DATA EXCERPTS:
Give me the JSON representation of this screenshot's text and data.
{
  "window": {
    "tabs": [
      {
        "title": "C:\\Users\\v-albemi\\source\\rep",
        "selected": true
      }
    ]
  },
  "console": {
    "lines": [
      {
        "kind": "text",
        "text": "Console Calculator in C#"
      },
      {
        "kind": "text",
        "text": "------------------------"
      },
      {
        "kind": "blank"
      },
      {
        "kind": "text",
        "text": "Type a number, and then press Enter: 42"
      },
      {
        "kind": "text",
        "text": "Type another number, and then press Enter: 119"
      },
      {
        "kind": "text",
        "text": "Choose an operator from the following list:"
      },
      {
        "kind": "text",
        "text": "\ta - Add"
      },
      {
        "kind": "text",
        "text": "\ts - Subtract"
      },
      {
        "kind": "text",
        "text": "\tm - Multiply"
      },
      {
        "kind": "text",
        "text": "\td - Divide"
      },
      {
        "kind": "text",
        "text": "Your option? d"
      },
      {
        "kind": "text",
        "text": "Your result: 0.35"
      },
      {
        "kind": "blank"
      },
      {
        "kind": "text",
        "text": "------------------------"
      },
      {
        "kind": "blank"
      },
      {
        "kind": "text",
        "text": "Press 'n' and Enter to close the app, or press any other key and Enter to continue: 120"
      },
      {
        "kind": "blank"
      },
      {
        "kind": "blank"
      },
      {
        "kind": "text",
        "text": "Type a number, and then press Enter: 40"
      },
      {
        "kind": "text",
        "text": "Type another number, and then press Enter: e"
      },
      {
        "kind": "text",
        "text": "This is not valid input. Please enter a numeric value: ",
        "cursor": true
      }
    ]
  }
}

INSTRUCTIONS FOR THE TASK:
Give back each line above precisely as it stands.

SOLUTION FOR THIS TASK:
Give me the JSON representation of this screenshot's text and data.
{
  "window": {
    "tabs": [
      {
        "title": "C:\\Users\\v-albemi\\source\\rep",
        "selected": true
      }
    ]
  },
  "console": {
    "lines": [
      {
        "kind": "text",
        "text": "Console Calculator in C#"
      },
      {
        "kind": "text",
        "text": "------------------------"
      },
      {
        "kind": "blank"
      },
      {
        "kind": "text",
        "text": "Type a number, and then press Enter: 42"
      },
      {
        "kind": "text",
        "text": "Type another number, and then press Enter: 119"
      },
      {
        "kind": "text",
        "text": "Choose an operator from the following list:"
      },
      {
        "kind": "text",
        "text": "\ta - Add"
      },
      {
        "kind": "text",
        "text": "\ts - Subtract"
      },
      {
        "kind": "text",
        "text": "\tm - Multiply"
      },
      {
        "kind": "text",
        "text": "\td - Divide"
      },
      {
        "kind": "text",
        "text": "Your option? d"
      },
      {
        "kind": "text",
        "text": "Your result: 0.35"
      },
      {
        "kind": "blank"
      },
      {
        "kind": "text",
        "text": "------------------------"
      },
      {
        "kind": "blank"
      },
      {
        "kind": "text",
        "text": "Press 'n' and Enter to close the app, or press any other key and Enter to continue: 120"
      },
      {
        "kind": "blank"
      },
      {
        "kind": "blank"
      },
      {
        "kind": "text",
        "text": "Type a number, and then press Enter: 40"
      },
      {
        "kind": "text",
        "text": "Type another number, and then press Enter: e"
      },
      {
        "kind": "text",
        "text": "This is not valid input. Please enter a numeric value: ",
        "cursor": true
      }
    ]
  }
}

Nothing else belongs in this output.